◆ **Written problem**
Retype exactly the lines that run from the line with "Extract all readable text from this page." to the final line of the entries, keeping both ends and nothing else.

:: Listed entries

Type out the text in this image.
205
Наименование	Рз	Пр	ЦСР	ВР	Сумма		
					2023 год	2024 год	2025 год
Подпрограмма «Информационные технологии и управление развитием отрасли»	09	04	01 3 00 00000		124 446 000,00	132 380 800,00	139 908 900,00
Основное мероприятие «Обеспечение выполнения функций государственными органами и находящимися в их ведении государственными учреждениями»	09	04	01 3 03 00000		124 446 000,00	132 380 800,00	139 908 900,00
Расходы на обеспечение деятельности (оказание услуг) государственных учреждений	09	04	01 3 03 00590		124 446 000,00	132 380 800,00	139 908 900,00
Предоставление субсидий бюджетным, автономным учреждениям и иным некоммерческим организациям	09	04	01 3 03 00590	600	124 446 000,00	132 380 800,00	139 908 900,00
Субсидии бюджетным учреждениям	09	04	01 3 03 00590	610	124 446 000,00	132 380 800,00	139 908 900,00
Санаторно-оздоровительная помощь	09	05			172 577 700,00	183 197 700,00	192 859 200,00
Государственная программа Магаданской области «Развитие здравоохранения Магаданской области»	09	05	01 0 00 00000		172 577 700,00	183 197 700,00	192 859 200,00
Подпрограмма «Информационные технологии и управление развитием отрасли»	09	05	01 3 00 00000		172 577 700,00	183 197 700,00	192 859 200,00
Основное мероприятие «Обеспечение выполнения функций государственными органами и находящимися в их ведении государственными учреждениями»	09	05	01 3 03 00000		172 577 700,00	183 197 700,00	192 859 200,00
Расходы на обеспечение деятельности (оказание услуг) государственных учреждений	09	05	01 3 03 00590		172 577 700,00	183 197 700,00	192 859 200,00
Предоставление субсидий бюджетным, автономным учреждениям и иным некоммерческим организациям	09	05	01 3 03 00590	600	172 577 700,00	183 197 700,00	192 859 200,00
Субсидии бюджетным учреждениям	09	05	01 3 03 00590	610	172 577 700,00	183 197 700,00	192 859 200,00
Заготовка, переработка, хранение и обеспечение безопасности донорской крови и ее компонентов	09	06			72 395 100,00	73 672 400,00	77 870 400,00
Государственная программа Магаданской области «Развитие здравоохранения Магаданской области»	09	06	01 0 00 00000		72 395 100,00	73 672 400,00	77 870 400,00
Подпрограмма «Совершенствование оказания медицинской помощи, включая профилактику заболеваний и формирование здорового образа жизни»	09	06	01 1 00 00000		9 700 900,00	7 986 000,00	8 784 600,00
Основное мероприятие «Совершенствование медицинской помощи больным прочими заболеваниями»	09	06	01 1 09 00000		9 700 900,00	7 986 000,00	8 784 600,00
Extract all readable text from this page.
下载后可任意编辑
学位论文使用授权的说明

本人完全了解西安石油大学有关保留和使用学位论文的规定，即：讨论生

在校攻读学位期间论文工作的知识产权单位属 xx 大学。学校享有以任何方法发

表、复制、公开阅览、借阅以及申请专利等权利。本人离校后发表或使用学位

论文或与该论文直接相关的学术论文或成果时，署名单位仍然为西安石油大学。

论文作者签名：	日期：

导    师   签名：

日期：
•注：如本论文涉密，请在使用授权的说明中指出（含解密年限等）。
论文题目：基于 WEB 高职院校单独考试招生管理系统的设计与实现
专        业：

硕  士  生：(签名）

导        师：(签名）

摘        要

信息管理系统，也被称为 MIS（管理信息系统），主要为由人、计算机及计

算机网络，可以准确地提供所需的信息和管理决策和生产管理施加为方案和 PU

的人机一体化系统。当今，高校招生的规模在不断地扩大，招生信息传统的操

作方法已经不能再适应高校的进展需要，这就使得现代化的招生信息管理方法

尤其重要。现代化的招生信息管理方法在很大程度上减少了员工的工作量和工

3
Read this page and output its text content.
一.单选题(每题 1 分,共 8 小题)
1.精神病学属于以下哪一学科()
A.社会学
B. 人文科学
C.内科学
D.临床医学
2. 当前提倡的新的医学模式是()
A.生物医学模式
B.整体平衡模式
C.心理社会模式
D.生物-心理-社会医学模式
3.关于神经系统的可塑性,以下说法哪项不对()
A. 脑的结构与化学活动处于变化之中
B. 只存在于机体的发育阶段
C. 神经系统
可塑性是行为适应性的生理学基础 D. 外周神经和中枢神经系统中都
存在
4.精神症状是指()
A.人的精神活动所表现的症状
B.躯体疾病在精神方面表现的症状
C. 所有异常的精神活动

::::

◆ **Written reply**
Extract all readable text from this page.
下载后可任意编辑
学位论文使用授权的说明

本人完全了解西安石油大学有关保留和使用学位论文的规定，即：讨论生

在校攻读学位期间论文工作的知识产权单位属 xx 大学。学校享有以任何方法发

表、复制、公开阅览、借阅以及申请专利等权利。本人离校后发表或使用学位

论文或与该论文直接相关的学术论文或成果时，署名单位仍然为西安石油大学。

论文作者签名：	日期：

导    师   签名：

日期：
•注：如本论文涉密，请在使用授权的说明中指出（含解密年限等）。
论文题目：基于 WEB 高职院校单独考试招生管理系统的设计与实现
专        业：

硕  士  生：(签名）

导        师：(签名）

摘        要

信息管理系统，也被称为 MIS（管理信息系统），主要为由人、计算机及计

算机网络，可以准确地提供所需的信息和管理决策和生产管理施加为方案和 PU

的人机一体化系统。当今，高校招生的规模在不断地扩大，招生信息传统的操

作方法已经不能再适应高校的进展需要，这就使得现代化的招生信息管理方法

尤其重要。现代化的招生信息管理方法在很大程度上减少了员工的工作量和工

3
Read this page and output its text content.
一.单选题(每题 1 分,共 8 小题)
1.精神病学属于以下哪一学科()
A.社会学
B. 人文科学
C.内科学
D.临床医学
2. 当前提倡的新的医学模式是()
A.生物医学模式
B.整体平衡模式
C.心理社会模式
D.生物-心理-社会医学模式
3.关于神经系统的可塑性,以下说法哪项不对()
A. 脑的结构与化学活动处于变化之中
B. 只存在于机体的发育阶段
C. 神经系统
可塑性是行为适应性的生理学基础 D. 外周神经和中枢神经系统中都
存在
4.精神症状是指()
A.人的精神活动所表现的症状
B.躯体疾病在精神方面表现的症状
C. 所有异常的精神活动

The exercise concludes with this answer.